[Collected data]
• • •

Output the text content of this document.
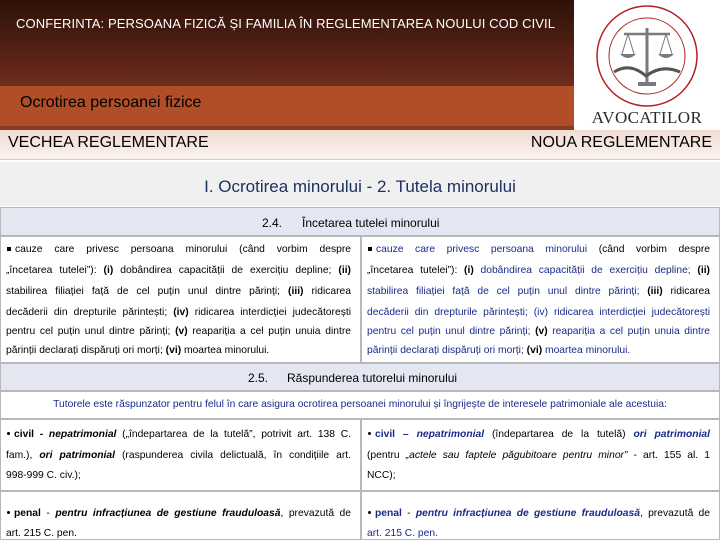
CONFERINTA: PERSOANA FIZICĂ ȘI FAMILIA ÎN REGLEMENTAREA NOULUI COD CIVIL
Ocrotirea persoanei fizice
AVOCATILOR
VECHEA REGLEMENTARE	NOUA REGLEMENTARE
I. Ocrotirea minorului - 2. Tutela minorului
2.4. Încetarea tutelei minorului
cauze care privesc persoana minorului (când vorbim despre
„încetarea tutelei”): (i) dobândirea capacității de exercițiu depline; (ii)
stabilirea filiației față de cel puțin unul dintre părinți; (iii) ridicarea
decăderii din drepturile părintești; (iv) ridicarea interdicției judecătorești
pentru cel puțin unul dintre părinți; (v) reapariția a cel puțin unuia dintre
părinții declarați dispăruți ori morți; (vi) moartea minorului.
cauze care privesc persoana minorului (când vorbim despre
„încetarea tutelei”): (i) dobândirea capacității de exercițiu depline; (ii)
stabilirea filiației față de cel puțin unul dintre părinți; (iii) ridicarea
decăderii din drepturile părintești; (iv) ridicarea interdicției judecătorești
pentru cel puțin unul dintre părinți; (v) reapariția a cel puțin unuia dintre
părinții declarați dispăruți ori morți; (vi) moartea minorului.
2.5. Răspunderea tutorelui minorului
Tutorele este răspunzator pentru felul în care asigura ocrotirea persoanei minorului și îngrijește de interesele patrimoniale ale acestuia:
civil - nepatrimonial („îndepartarea de la tutelă”, potrivit art. 138 C.
fam.), ori patrimonial (raspunderea civila delictuală, în condițiile art.
998-999 C. civ.);
civil – nepatrimonial (îndepartarea de la tutelă) ori patrimonial
(pentru „actele sau faptele păgubitoare pentru minor” - art. 155 al. 1
NCC);
penal - pentru infracțiunea de gestiune frauduloasă, prevazută de
art. 215 C. pen.
penal - pentru infracțiunea de gestiune frauduloasă, prevazută de
art. 215 C. pen.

• • •

* **What the task requires**: Strip the images and reproduce the remaining records precisely.

* **Full output**:
Output the text content of this document.
CONFERINTA: PERSOANA FIZICĂ ȘI FAMILIA ÎN REGLEMENTAREA NOULUI COD CIVIL
Ocrotirea persoanei fizice
AVOCATILOR
VECHEA REGLEMENTARE	NOUA REGLEMENTARE
I. Ocrotirea minorului - 2. Tutela minorului
2.4. Încetarea tutelei minorului
cauze care privesc persoana minorului (când vorbim despre
„încetarea tutelei”): (i) dobândirea capacității de exercițiu depline; (ii)
stabilirea filiației față de cel puțin unul dintre părinți; (iii) ridicarea
decăderii din drepturile părintești; (iv) ridicarea interdicției judecătorești
pentru cel puțin unul dintre părinți; (v) reapariția a cel puțin unuia dintre
părinții declarați dispăruți ori morți; (vi) moartea minorului.
cauze care privesc persoana minorului (când vorbim despre
„încetarea tutelei”): (i) dobândirea capacității de exercițiu depline; (ii)
stabilirea filiației față de cel puțin unul dintre părinți; (iii) ridicarea
decăderii din drepturile părintești; (iv) ridicarea interdicției judecătorești
pentru cel puțin unul dintre părinți; (v) reapariția a cel puțin unuia dintre
părinții declarați dispăruți ori morți; (vi) moartea minorului.
2.5. Răspunderea tutorelui minorului
Tutorele este răspunzator pentru felul în care asigura ocrotirea persoanei minorului și îngrijește de interesele patrimoniale ale acestuia:
civil - nepatrimonial („îndepartarea de la tutelă”, potrivit art. 138 C.
fam.), ori patrimonial (raspunderea civila delictuală, în condițiile art.
998-999 C. civ.);
civil – nepatrimonial (îndepartarea de la tutelă) ori patrimonial
(pentru „actele sau faptele păgubitoare pentru minor” - art. 155 al. 1
NCC);
penal - pentru infracțiunea de gestiune frauduloasă, prevazută de
art. 215 C. pen.
penal - pentru infracțiunea de gestiune frauduloasă, prevazută de
art. 215 C. pen.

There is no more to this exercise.